Your task is to copy every line of this material exactly.

(Stored records)
================
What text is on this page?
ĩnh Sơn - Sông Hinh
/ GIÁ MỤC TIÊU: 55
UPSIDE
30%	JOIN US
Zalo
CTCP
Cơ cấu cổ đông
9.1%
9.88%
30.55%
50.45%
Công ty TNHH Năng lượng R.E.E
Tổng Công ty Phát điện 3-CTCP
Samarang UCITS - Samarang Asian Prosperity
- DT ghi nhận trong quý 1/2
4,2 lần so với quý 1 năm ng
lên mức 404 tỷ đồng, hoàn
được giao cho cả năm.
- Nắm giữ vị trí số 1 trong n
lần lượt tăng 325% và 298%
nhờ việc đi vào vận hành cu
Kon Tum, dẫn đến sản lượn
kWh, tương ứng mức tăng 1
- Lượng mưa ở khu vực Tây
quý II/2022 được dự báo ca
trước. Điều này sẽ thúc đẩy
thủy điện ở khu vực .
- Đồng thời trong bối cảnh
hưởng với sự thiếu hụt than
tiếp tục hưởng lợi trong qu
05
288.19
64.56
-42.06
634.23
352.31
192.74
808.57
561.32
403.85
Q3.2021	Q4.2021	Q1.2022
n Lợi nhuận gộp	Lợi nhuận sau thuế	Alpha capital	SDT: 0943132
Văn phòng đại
================
■ **SOLUTION FOR THIS EXERCISE**
What text is on this page?
ĩnh Sơn - Sông Hinh
/ GIÁ MỤC TIÊU: 55
UPSIDE
30%	JOIN US
Zalo
CTCP
Cơ cấu cổ đông
9.1%
9.88%
30.55%
50.45%
Công ty TNHH Năng lượng R.E.E
Tổng Công ty Phát điện 3-CTCP
Samarang UCITS - Samarang Asian Prosperity
- DT ghi nhận trong quý 1/2
4,2 lần so với quý 1 năm ng
lên mức 404 tỷ đồng, hoàn
được giao cho cả năm.
- Nắm giữ vị trí số 1 trong n
lần lượt tăng 325% và 298%
nhờ việc đi vào vận hành cu
Kon Tum, dẫn đến sản lượn
kWh, tương ứng mức tăng 1
- Lượng mưa ở khu vực Tây
quý II/2022 được dự báo ca
trước. Điều này sẽ thúc đẩy
thủy điện ở khu vực .
- Đồng thời trong bối cảnh
hưởng với sự thiếu hụt than
tiếp tục hưởng lợi trong qu
05
288.19
64.56
-42.06
634.23
352.31
192.74
808.57
561.32
403.85
Q3.2021	Q4.2021	Q1.2022
n Lợi nhuận gộp	Lợi nhuận sau thuế	Alpha capital	SDT: 0943132
Văn phòng đại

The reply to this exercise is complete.